◆ **Material for the task**

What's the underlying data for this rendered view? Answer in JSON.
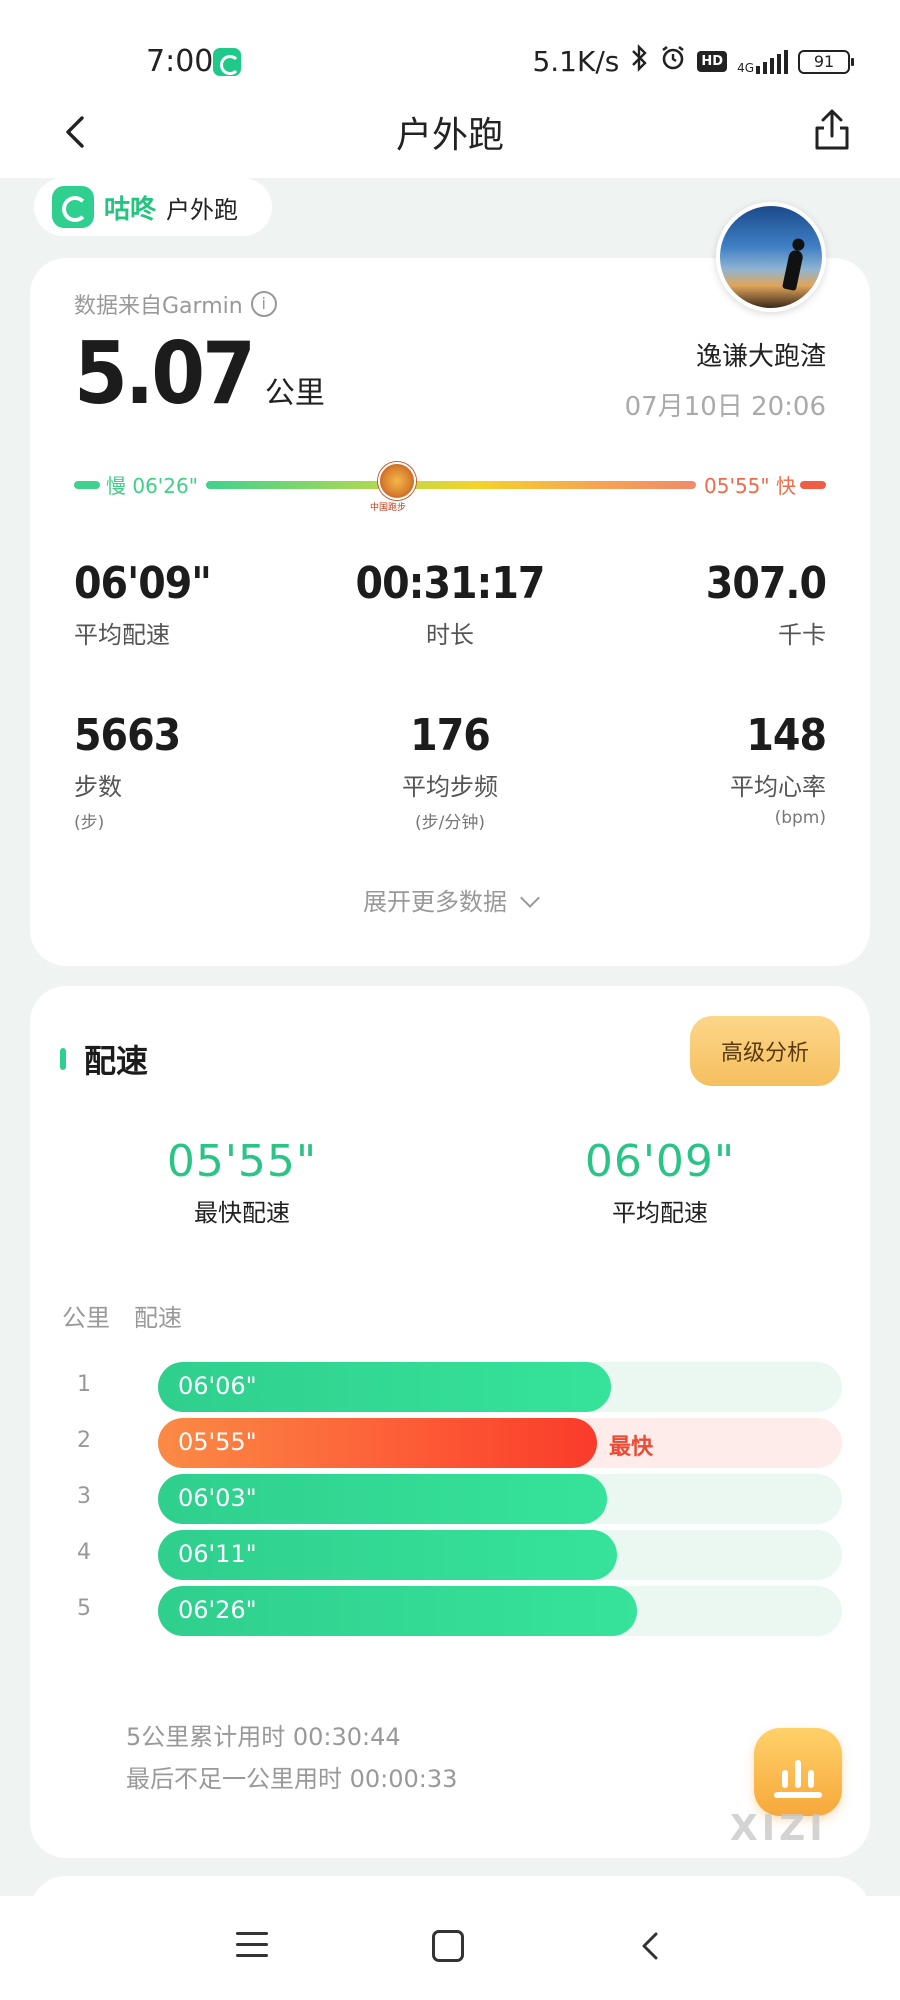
{
  "status_bar": {
    "time": "7:00",
    "speed": "5.1K/s",
    "network": "4G",
    "battery": "91"
  },
  "header": {
    "title": "户外跑"
  },
  "tag": {
    "brand": "咕咚",
    "type": "户外跑"
  },
  "summary_card": {
    "source": "数据来自Garmin",
    "distance": "5.07",
    "distance_unit": "公里",
    "user_name": "逸谦大跑渣",
    "datetime": "07月10日 20:06",
    "pace_range": {
      "slow_label": "慢 06'26\"",
      "fast_label": "05'55\" 快",
      "badge_text": "中国跑步"
    },
    "stats": [
      {
        "value": "06'09\"",
        "label": "平均配速",
        "unit": ""
      },
      {
        "value": "00:31:17",
        "label": "时长",
        "unit": ""
      },
      {
        "value": "307.0",
        "label": "千卡",
        "unit": ""
      },
      {
        "value": "5663",
        "label": "步数",
        "unit": "(步)"
      },
      {
        "value": "176",
        "label": "平均步频",
        "unit": "(步/分钟)"
      },
      {
        "value": "148",
        "label": "平均心率",
        "unit": "(bpm)"
      }
    ],
    "expand_label": "展开更多数据"
  },
  "pace_card": {
    "title": "配速",
    "advanced_button": "高级分析",
    "fastest_value": "05'55\"",
    "fastest_label": "最快配速",
    "average_value": "06'09\"",
    "average_label": "平均配速",
    "col_km": "公里",
    "col_pace": "配速",
    "splits": [
      {
        "km": "1",
        "pace": "06'06\"",
        "seconds": 366,
        "fastest": false,
        "fill": 0.662
      },
      {
        "km": "2",
        "pace": "05'55\"",
        "seconds": 355,
        "fastest": true,
        "fill": 0.642,
        "tag": "最快"
      },
      {
        "km": "3",
        "pace": "06'03\"",
        "seconds": 363,
        "fastest": false,
        "fill": 0.656
      },
      {
        "km": "4",
        "pace": "06'11\"",
        "seconds": 371,
        "fastest": false,
        "fill": 0.671
      },
      {
        "km": "5",
        "pace": "06'26\"",
        "seconds": 386,
        "fastest": false,
        "fill": 0.7
      }
    ],
    "cumulative": "5公里累计用时 00:30:44",
    "remainder": "最后不足一公里用时 00:00:33"
  },
  "watermark": "XIZI",
  "colors": {
    "accent_green": "#2ac486",
    "fast_red": "#fa3b2a",
    "gold": "#f5bf5f"
  }
}
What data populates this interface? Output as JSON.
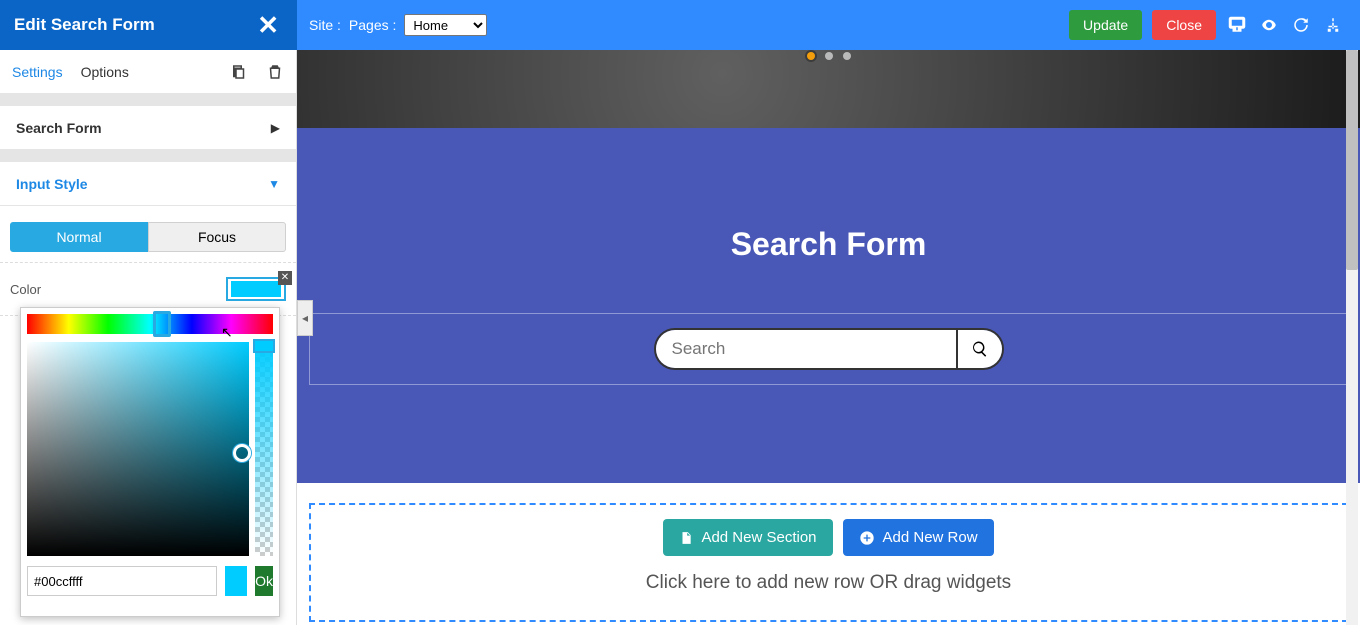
{
  "topbar": {
    "panel_title": "Edit Search Form",
    "site_label": "Site :",
    "pages_label": "Pages :",
    "page_select": "Home",
    "update_btn": "Update",
    "close_btn": "Close"
  },
  "left": {
    "tab_settings": "Settings",
    "tab_options": "Options",
    "section_search_form": "Search Form",
    "section_input_style": "Input Style",
    "seg_normal": "Normal",
    "seg_focus": "Focus",
    "color_label": "Color",
    "picker": {
      "hex": "#00ccffff",
      "color": "#00ccff",
      "ok": "Ok"
    }
  },
  "canvas": {
    "module_title": "Search Form",
    "search_placeholder": "Search",
    "btn_add_section": "Add New Section",
    "btn_add_row": "Add New Row",
    "drop_hint": "Click here to add new row OR drag widgets"
  }
}
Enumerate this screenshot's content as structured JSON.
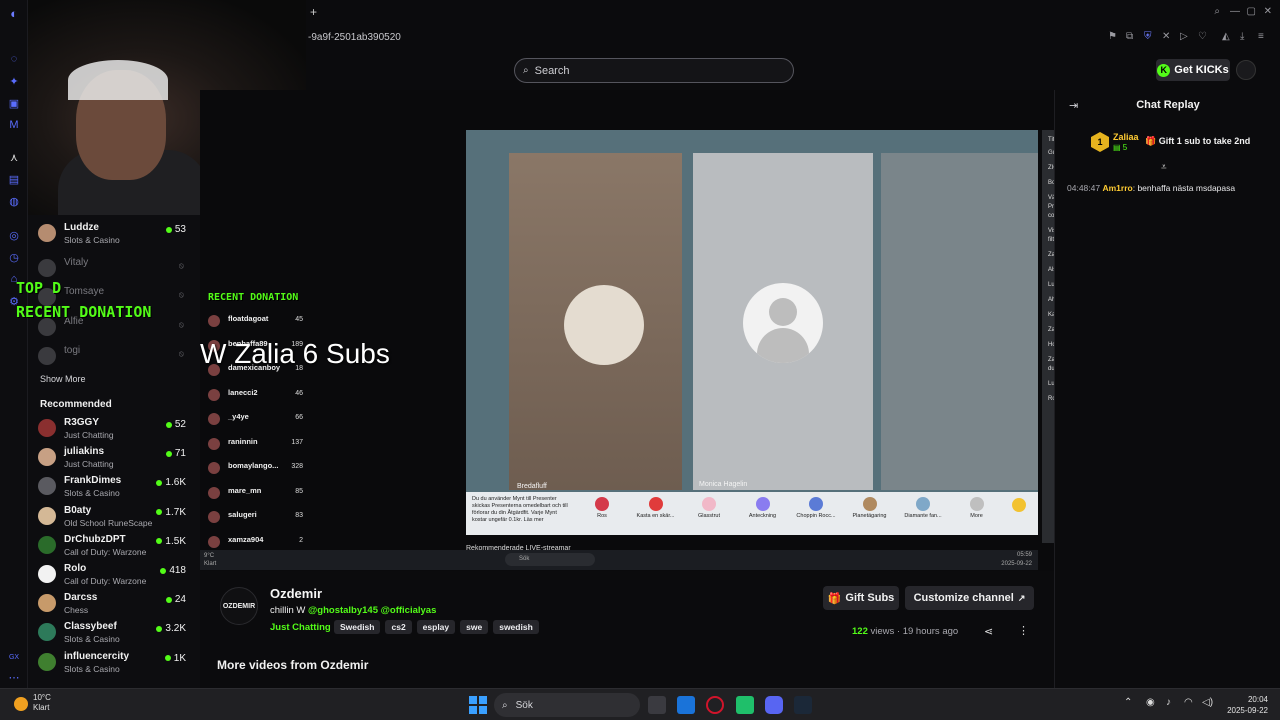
{
  "browser": {
    "new_tab": "+",
    "url_fragment": "-9a9f-2501ab390520"
  },
  "header": {
    "search_placeholder": "Search",
    "get_kicks_label": "Get KICKs",
    "kick_badge": "K"
  },
  "sidebar": {
    "following": [
      {
        "name": "Luddze",
        "category": "Slots & Casino",
        "viewers": "53",
        "live": true
      },
      {
        "name": "Vitaly",
        "category": "",
        "viewers": "",
        "live": false
      },
      {
        "name": "Tomsaye",
        "category": "",
        "viewers": "",
        "live": false
      },
      {
        "name": "Alfie",
        "category": "",
        "viewers": "",
        "live": false
      },
      {
        "name": "togi",
        "category": "",
        "viewers": "",
        "live": false
      }
    ],
    "show_more": "Show More",
    "recommended_label": "Recommended",
    "recommended": [
      {
        "name": "R3GGY",
        "category": "Just Chatting",
        "viewers": "52"
      },
      {
        "name": "juliakins",
        "category": "Just Chatting",
        "viewers": "71"
      },
      {
        "name": "FrankDimes",
        "category": "Slots & Casino",
        "viewers": "1.6K"
      },
      {
        "name": "B0aty",
        "category": "Old School RuneScape",
        "viewers": "1.7K"
      },
      {
        "name": "DrChubzDPT",
        "category": "Call of Duty: Warzone",
        "viewers": "1.5K"
      },
      {
        "name": "Rolo",
        "category": "Call of Duty: Warzone",
        "viewers": "418"
      },
      {
        "name": "Darcss",
        "category": "Chess",
        "viewers": "24"
      },
      {
        "name": "Classybeef",
        "category": "Slots & Casino",
        "viewers": "3.2K"
      },
      {
        "name": "influencercity",
        "category": "Slots & Casino",
        "viewers": "1K"
      }
    ]
  },
  "stream_overlay": {
    "top_d": "TOP D",
    "recent_donation": "RECENT DONATION",
    "recent_donation_small": "RECENT DONATION",
    "w_zalia": "W Zalia 6 Subs",
    "donations": [
      {
        "name": "floatdagoat",
        "value": "45"
      },
      {
        "name": "benhaffa89",
        "value": "189"
      },
      {
        "name": "damexicanboy",
        "value": "18"
      },
      {
        "name": "lanecci2",
        "value": "46"
      },
      {
        "name": "_y4ye",
        "value": "66"
      },
      {
        "name": "raninnin",
        "value": "137"
      },
      {
        "name": "bomaylango...",
        "value": "328"
      },
      {
        "name": "mare_mn",
        "value": "85"
      },
      {
        "name": "salugeri",
        "value": "83"
      },
      {
        "name": "xamza904",
        "value": "2"
      }
    ],
    "tile_label_1": "Bredafluff",
    "tile_label_2": "Monica Hagelin",
    "gifts": [
      {
        "name": "Ros",
        "color": "#d43a4a"
      },
      {
        "name": "Kasta en skär...",
        "color": "#e03b3b"
      },
      {
        "name": "Glasstrut",
        "color": "#f1b8c8"
      },
      {
        "name": "Anteckning",
        "color": "#8a7cf0"
      },
      {
        "name": "Choppin Rocc...",
        "color": "#5b7bd6"
      },
      {
        "name": "Planetägaring",
        "color": "#b08a60"
      },
      {
        "name": "Diamante fan...",
        "color": "#7fa8c8"
      },
      {
        "name": "More",
        "color": "#bfbfbf"
      }
    ],
    "gift_desc": "Du du använder Mynt till Presenter skickas Presenterna omedelbart och till förlorar du din Åtgärdfit. Varje Mynt kostar ungefär 0.1kr. Läs mer",
    "tiktok_chat_viewers": "Tittare · 189",
    "tiktok_chat_lines": [
      "Guldish 89",
      "ZIGZAGG 48",
      "Boss 21",
      "Välkommen till LIVE! Ha kul och skicka Presenter. Kom ihåg att följa våra communityregler.",
      "Vissa kommentarer i denna LIVE-sändning har filtrerats",
      "Zandra Lundberg: mejnej jag livar inte",
      "Alshom",
      "Luigi29",
      "Ahla bemmmmm",
      "Kasellbullo",
      "Zandra Lundberg: han är sugen jobna 5min",
      "Hon säger sätt",
      "Zandra Lundberg: haha nej är du galen gå upp du",
      "Luigi29",
      "Rolf Tornell: har gått med"
    ],
    "rec_live": "Rekommenderade LIVE-streamar",
    "inner_taskbar_search": "Sök",
    "inner_time": "05:59",
    "inner_date": "2025-09-22",
    "inner_temp": "9°C",
    "inner_weather": "Klart"
  },
  "chat": {
    "title": "Chat Replay",
    "pinned_level": "1",
    "pinned_user": "Zaliaa",
    "pinned_count": "5",
    "pinned_text": "Gift 1 sub to take 2nd",
    "messages": [
      {
        "time": "04:48:47",
        "user": "Am1rro",
        "text": "benhaffa nästa msdapasa"
      }
    ]
  },
  "video": {
    "channel_avatar_text": "OZDEMIR",
    "channel_name": "Ozdemir",
    "title_prefix": "chillin W",
    "mention_1": "@ghostalby145",
    "mention_2": "@officialyas",
    "category": "Just Chatting",
    "tags": [
      "Swedish",
      "cs2",
      "esplay",
      "swe",
      "swedish"
    ],
    "gift_subs_label": "Gift Subs",
    "customize_label": "Customize channel",
    "views_count": "122",
    "views_word": "views",
    "ago": "· 19 hours ago",
    "more_videos": "More videos from Ozdemir"
  },
  "taskbar": {
    "temp": "10°C",
    "weather": "Klart",
    "search": "Sök",
    "time": "20:04",
    "date": "2025-09-22"
  }
}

◆ **Written problem**
Keep only those lines of the records that hold "What", and return them.

◆ **Answer below**
What's the underlying data for this rendered view? Answer in JSON.
What data populates this interface? Output as JSON.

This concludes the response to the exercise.